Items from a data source

==========

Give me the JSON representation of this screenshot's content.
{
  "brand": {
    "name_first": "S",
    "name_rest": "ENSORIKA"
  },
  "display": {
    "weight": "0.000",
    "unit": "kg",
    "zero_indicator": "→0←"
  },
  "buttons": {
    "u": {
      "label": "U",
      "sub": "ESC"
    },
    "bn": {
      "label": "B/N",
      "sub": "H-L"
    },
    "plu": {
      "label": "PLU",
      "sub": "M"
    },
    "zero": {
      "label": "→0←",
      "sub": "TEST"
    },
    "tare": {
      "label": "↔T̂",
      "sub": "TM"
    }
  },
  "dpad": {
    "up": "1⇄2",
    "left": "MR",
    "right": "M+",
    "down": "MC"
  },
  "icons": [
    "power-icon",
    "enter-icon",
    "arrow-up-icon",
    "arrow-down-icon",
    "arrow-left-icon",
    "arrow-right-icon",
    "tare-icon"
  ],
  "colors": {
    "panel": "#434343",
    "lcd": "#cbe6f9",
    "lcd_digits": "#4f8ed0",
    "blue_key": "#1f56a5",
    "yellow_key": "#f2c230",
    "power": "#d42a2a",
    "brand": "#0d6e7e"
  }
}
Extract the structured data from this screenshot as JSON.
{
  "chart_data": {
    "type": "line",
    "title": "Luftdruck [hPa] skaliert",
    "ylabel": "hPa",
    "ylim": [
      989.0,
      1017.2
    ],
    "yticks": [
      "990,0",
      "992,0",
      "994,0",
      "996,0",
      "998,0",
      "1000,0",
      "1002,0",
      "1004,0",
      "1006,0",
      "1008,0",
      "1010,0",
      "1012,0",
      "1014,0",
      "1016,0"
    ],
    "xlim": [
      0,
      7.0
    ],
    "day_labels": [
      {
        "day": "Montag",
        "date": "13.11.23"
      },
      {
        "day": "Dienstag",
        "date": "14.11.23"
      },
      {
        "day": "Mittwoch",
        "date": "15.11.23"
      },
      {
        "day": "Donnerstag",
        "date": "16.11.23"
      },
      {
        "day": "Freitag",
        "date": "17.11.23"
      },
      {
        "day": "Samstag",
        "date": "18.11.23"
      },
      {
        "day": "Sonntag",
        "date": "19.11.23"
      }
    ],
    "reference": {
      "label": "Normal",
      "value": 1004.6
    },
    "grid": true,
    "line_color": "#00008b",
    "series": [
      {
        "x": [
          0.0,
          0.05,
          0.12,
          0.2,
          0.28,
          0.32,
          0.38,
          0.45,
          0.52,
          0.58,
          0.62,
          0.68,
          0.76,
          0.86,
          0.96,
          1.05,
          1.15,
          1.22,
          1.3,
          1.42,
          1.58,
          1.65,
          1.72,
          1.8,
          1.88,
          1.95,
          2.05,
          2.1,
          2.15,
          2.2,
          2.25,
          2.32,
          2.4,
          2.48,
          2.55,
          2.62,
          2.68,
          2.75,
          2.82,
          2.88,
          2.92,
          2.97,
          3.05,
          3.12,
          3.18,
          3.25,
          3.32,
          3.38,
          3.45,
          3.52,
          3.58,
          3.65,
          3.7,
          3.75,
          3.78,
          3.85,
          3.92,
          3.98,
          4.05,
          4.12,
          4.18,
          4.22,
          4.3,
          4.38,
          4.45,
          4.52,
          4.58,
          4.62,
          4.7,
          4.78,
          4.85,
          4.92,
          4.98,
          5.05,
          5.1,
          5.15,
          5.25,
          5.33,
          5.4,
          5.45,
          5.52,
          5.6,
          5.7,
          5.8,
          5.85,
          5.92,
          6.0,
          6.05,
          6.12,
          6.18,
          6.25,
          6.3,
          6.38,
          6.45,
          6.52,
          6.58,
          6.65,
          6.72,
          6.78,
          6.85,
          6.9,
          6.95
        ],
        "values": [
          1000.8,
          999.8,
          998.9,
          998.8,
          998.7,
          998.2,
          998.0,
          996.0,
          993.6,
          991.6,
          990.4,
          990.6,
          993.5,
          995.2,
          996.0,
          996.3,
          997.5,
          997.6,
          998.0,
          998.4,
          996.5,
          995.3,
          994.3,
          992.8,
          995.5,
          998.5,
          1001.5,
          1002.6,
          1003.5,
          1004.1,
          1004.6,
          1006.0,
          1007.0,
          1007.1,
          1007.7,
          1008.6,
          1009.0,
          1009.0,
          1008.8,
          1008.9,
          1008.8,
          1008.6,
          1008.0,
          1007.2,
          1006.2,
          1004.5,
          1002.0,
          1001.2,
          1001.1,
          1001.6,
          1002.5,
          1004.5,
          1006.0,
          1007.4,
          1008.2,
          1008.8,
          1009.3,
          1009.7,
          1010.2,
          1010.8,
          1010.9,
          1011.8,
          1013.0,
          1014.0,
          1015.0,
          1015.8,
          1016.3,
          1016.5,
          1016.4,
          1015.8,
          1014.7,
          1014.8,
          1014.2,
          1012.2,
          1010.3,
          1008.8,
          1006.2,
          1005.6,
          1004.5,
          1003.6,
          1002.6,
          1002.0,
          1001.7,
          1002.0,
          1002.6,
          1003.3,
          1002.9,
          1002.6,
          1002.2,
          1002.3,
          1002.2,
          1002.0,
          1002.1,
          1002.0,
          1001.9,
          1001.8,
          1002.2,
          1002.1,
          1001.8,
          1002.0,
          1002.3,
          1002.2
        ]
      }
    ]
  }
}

==========

WHAT THE EXERCISE ASKS: From the data above, copy each line that holds "JSON".

TASK RESULT:
Give me the JSON representation of this screenshot's content.
Extract the structured data from this screenshot as JSON.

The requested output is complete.